SUPPLIED RECORDS>

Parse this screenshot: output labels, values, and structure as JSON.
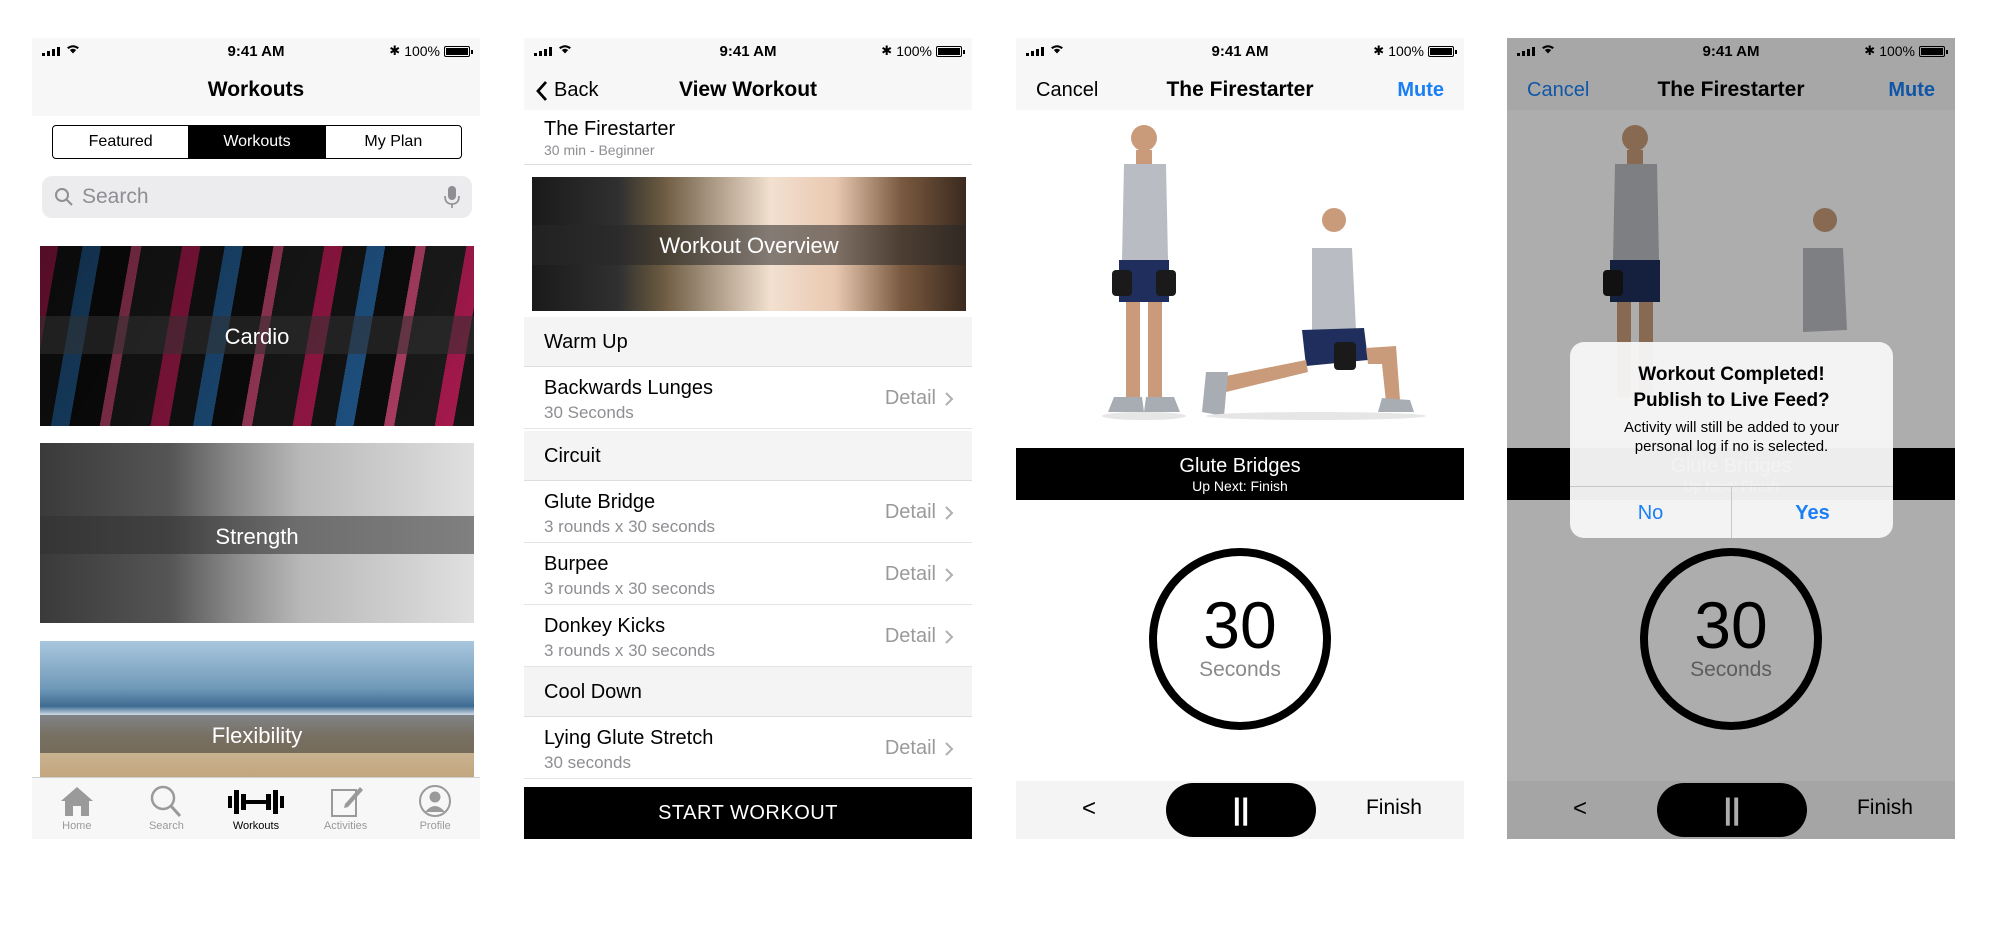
{
  "status": {
    "time": "9:41 AM",
    "battery": "100%"
  },
  "screen1": {
    "title": "Workouts",
    "segments": [
      "Featured",
      "Workouts",
      "My Plan"
    ],
    "search_placeholder": "Search",
    "categories": [
      "Cardio",
      "Strength",
      "Flexibility"
    ],
    "tabs": [
      "Home",
      "Search",
      "Workouts",
      "Activities",
      "Profile"
    ]
  },
  "screen2": {
    "back": "Back",
    "title": "View Workout",
    "workout_name": "The Firestarter",
    "workout_meta": "30 min - Beginner",
    "overview_label": "Workout Overview",
    "sections": {
      "warmup": "Warm Up",
      "circuit": "Circuit",
      "cooldown": "Cool Down"
    },
    "items": [
      {
        "name": "Backwards Lunges",
        "detail": "30 Seconds"
      },
      {
        "name": "Glute Bridge",
        "detail": "3 rounds x 30 seconds"
      },
      {
        "name": "Burpee",
        "detail": "3 rounds x 30 seconds"
      },
      {
        "name": "Donkey Kicks",
        "detail": "3 rounds x 30 seconds"
      },
      {
        "name": "Lying Glute Stretch",
        "detail": "30 seconds"
      }
    ],
    "detail_label": "Detail",
    "cta": "START WORKOUT"
  },
  "screen3": {
    "cancel": "Cancel",
    "title": "The Firestarter",
    "mute": "Mute",
    "exercise": "Glute Bridges",
    "up_next": "Up Next: Finish",
    "timer_value": "30",
    "timer_unit": "Seconds",
    "prev": "<",
    "pause": "||",
    "finish": "Finish"
  },
  "screen4": {
    "alert_title_1": "Workout Completed!",
    "alert_title_2": "Publish to Live Feed?",
    "alert_message": "Activity will still be added to your personal log if no is selected.",
    "no": "No",
    "yes": "Yes"
  },
  "colors": {
    "accent": "#1a7ff5"
  }
}
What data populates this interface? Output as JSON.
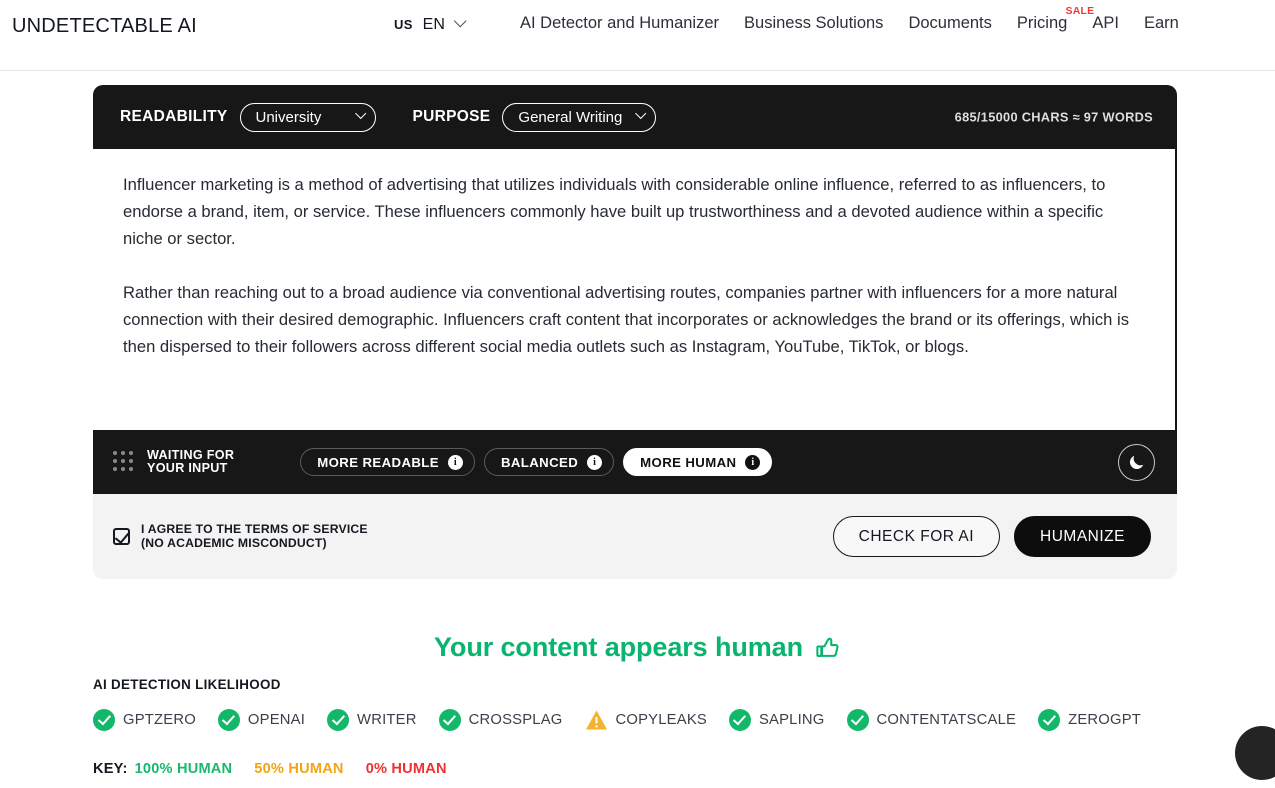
{
  "nav": {
    "brand": "UNDETECTABLE AI",
    "locale_country": "US",
    "locale_lang": "EN",
    "locale_chevron_icon": "chevron-down-icon",
    "links": [
      {
        "label": "AI Detector and Humanizer",
        "badge": ""
      },
      {
        "label": "Business Solutions",
        "badge": ""
      },
      {
        "label": "Documents",
        "badge": ""
      },
      {
        "label": "Pricing",
        "badge": "SALE"
      },
      {
        "label": "API",
        "badge": ""
      },
      {
        "label": "Earn",
        "badge": ""
      }
    ]
  },
  "editor": {
    "readability_label": "READABILITY",
    "readability_value": "University",
    "purpose_label": "PURPOSE",
    "purpose_value": "General Writing",
    "char_count": "685/15000 CHARS ≈ 97 WORDS",
    "paragraphs": [
      "Influencer marketing is a method of advertising that utilizes individuals with considerable online influence, referred to as influencers, to endorse a brand, item, or service. These influencers commonly have built up trustworthiness and a devoted audience within a specific niche or sector.",
      "Rather than reaching out to a broad audience via conventional advertising routes, companies partner with influencers for a more natural connection with their desired demographic. Influencers craft content that incorporates or acknowledges the brand or its offerings, which is then dispersed to their followers across different social media outlets such as Instagram, YouTube, TikTok, or blogs."
    ],
    "status": "WAITING FOR\nYOUR INPUT",
    "drag_icon": "dot-grid-icon",
    "modes": [
      {
        "label": "MORE READABLE",
        "active": false,
        "info_icon": "info-icon"
      },
      {
        "label": "BALANCED",
        "active": false,
        "info_icon": "info-icon"
      },
      {
        "label": "MORE HUMAN",
        "active": true,
        "info_icon": "info-icon"
      }
    ],
    "theme_toggle_icon": "moon-icon"
  },
  "footer": {
    "agree_text": "I AGREE TO THE TERMS OF SERVICE\n(NO ACADEMIC MISCONDUCT)",
    "agree_checked": true,
    "check_button": "CHECK FOR AI",
    "humanize_button": "HUMANIZE"
  },
  "results": {
    "verdict": "Your content appears human",
    "verdict_icon": "thumbs-up-icon",
    "verdict_color": "#09b46e",
    "section_label": "AI DETECTION LIKELIHOOD",
    "detectors": [
      {
        "name": "GPTZERO",
        "status": "ok",
        "icon": "check-circle-icon"
      },
      {
        "name": "OPENAI",
        "status": "ok",
        "icon": "check-circle-icon"
      },
      {
        "name": "WRITER",
        "status": "ok",
        "icon": "check-circle-icon"
      },
      {
        "name": "CROSSPLAG",
        "status": "ok",
        "icon": "check-circle-icon"
      },
      {
        "name": "COPYLEAKS",
        "status": "warn",
        "icon": "warning-triangle-icon"
      },
      {
        "name": "SAPLING",
        "status": "ok",
        "icon": "check-circle-icon"
      },
      {
        "name": "CONTENTATSCALE",
        "status": "ok",
        "icon": "check-circle-icon"
      },
      {
        "name": "ZEROGPT",
        "status": "ok",
        "icon": "check-circle-icon"
      }
    ],
    "key_label": "KEY:",
    "key_100": "100% HUMAN",
    "key_50": "50% HUMAN",
    "key_0": "0% HUMAN",
    "colors": {
      "ok": "#12b76a",
      "warn": "#f5b22d",
      "bad": "#f03030"
    }
  },
  "widget": {
    "icon": "chat-bubble-icon"
  }
}
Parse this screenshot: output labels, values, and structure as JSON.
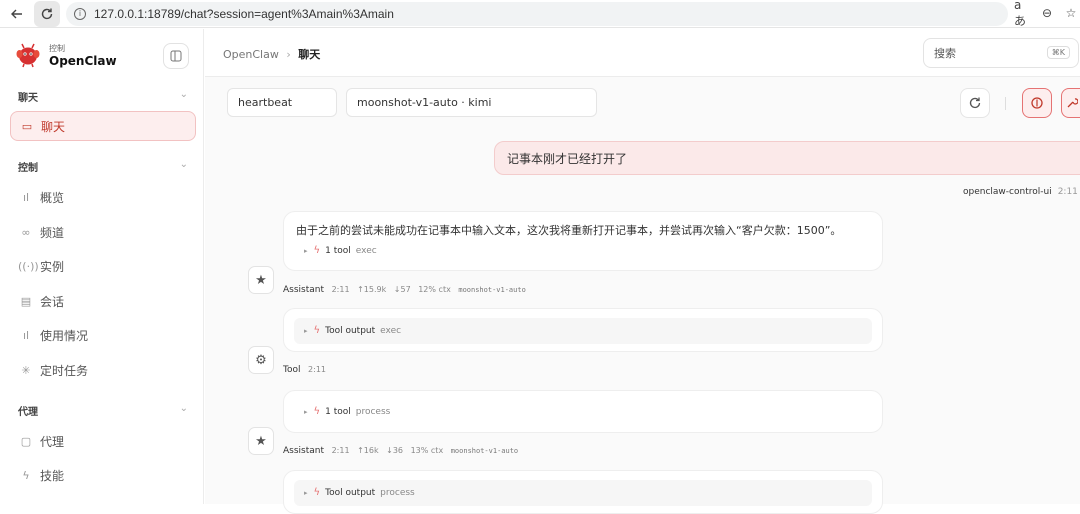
{
  "browser": {
    "url": "127.0.0.1:18789/chat?session=agent%3Amain%3Amain"
  },
  "sidebar": {
    "brand_sub": "控制",
    "brand_name": "OpenClaw",
    "sections": [
      {
        "label": "聊天",
        "items": [
          {
            "label": "聊天",
            "icon": "chat-icon",
            "selected": true
          }
        ]
      },
      {
        "label": "控制",
        "items": [
          {
            "label": "概览",
            "icon": "bar-chart-icon"
          },
          {
            "label": "频道",
            "icon": "link-icon"
          },
          {
            "label": "实例",
            "icon": "broadcast-icon"
          },
          {
            "label": "会话",
            "icon": "document-icon"
          },
          {
            "label": "使用情况",
            "icon": "bar-chart-icon"
          },
          {
            "label": "定时任务",
            "icon": "spinner-icon"
          }
        ]
      },
      {
        "label": "代理",
        "items": [
          {
            "label": "代理",
            "icon": "folder-icon"
          },
          {
            "label": "技能",
            "icon": "bolt-icon"
          }
        ]
      }
    ]
  },
  "header": {
    "crumb_root": "OpenClaw",
    "crumb_sep": "›",
    "crumb_current": "聊天",
    "search_placeholder": "搜索",
    "search_shortcut": "⌘K"
  },
  "toolbar": {
    "session": "heartbeat",
    "model": "moonshot-v1-auto · kimi"
  },
  "messages": {
    "user_text": "记事本刚才已经打开了",
    "user_name": "openclaw-control-ui",
    "user_time": "2:11",
    "assistant1_text": "由于之前的尝试未能成功在记事本中输入文本，这次我将重新打开记事本，并尝试再次输入“客户欠款：1500”。",
    "assistant1_tool": "1 tool",
    "assistant1_tool_name": "exec",
    "assistant1_role": "Assistant",
    "assistant1_time": "2:11",
    "assistant1_in": "↑15.9k",
    "assistant1_out": "↓57",
    "assistant1_ctx": "12% ctx",
    "assistant1_model": "moonshot-v1-auto",
    "tool1_label": "Tool output",
    "tool1_name": "exec",
    "tool1_role": "Tool",
    "tool1_time": "2:11",
    "assistant2_tool": "1 tool",
    "assistant2_tool_name": "process",
    "assistant2_role": "Assistant",
    "assistant2_time": "2:11",
    "assistant2_in": "↑16k",
    "assistant2_out": "↓36",
    "assistant2_ctx": "13% ctx",
    "assistant2_model": "moonshot-v1-auto",
    "tool2_label": "Tool output",
    "tool2_name": "process"
  },
  "colors": {
    "accent": "#c0392b",
    "accent_bg": "#fdeeee"
  }
}
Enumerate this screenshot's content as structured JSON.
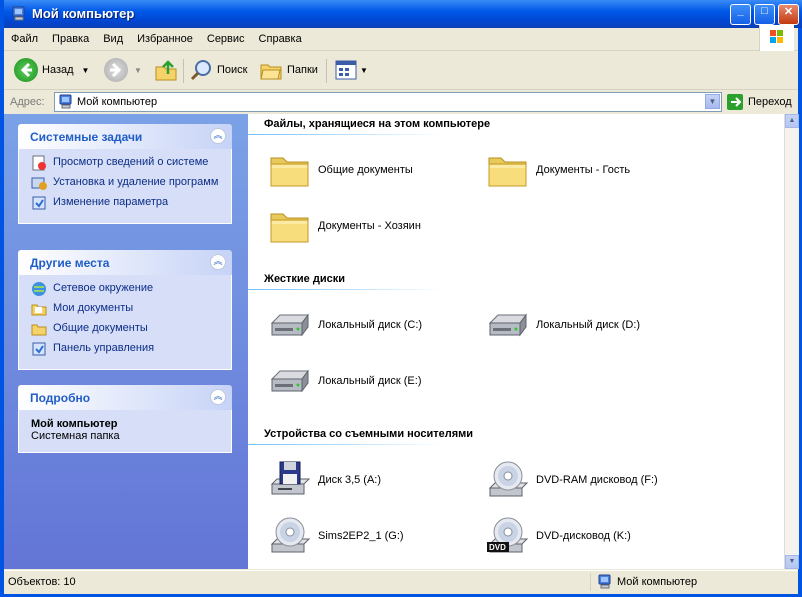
{
  "window": {
    "title": "Мой компьютер"
  },
  "menu": [
    "Файл",
    "Правка",
    "Вид",
    "Избранное",
    "Сервис",
    "Справка"
  ],
  "toolbar": {
    "back": "Назад",
    "search": "Поиск",
    "folders": "Папки"
  },
  "address": {
    "label": "Адрес:",
    "value": "Мой компьютер",
    "go": "Переход"
  },
  "tasks": {
    "system": {
      "title": "Системные задачи",
      "items": [
        "Просмотр сведений о системе",
        "Установка и удаление программ",
        "Изменение параметра"
      ]
    },
    "places": {
      "title": "Другие места",
      "items": [
        "Сетевое окружение",
        "Мои документы",
        "Общие документы",
        "Панель управления"
      ]
    },
    "details": {
      "title": "Подробно",
      "name": "Мой компьютер",
      "type": "Системная папка"
    }
  },
  "groups": {
    "files": {
      "title": "Файлы, хранящиеся на этом компьютере",
      "items": [
        "Общие документы",
        "Документы - Гость",
        "Документы - Хозяин"
      ]
    },
    "drives": {
      "title": "Жесткие диски",
      "items": [
        "Локальный диск (C:)",
        "Локальный диск (D:)",
        "Локальный диск (E:)"
      ]
    },
    "removable": {
      "title": "Устройства со съемными носителями",
      "items": [
        "Диск 3,5 (A:)",
        "DVD-RAM дисковод (F:)",
        "Sims2EP2_1 (G:)",
        "DVD-дисковод (K:)"
      ]
    }
  },
  "status": {
    "count": "Объектов: 10",
    "location": "Мой компьютер"
  }
}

THE EXERCISE>
Copy each line of the data that contains the word "selected".

ANSWER TO THE TASK>
    "alert_message": "Activity will still be added to your personal log if no is selected.",
            "selected": true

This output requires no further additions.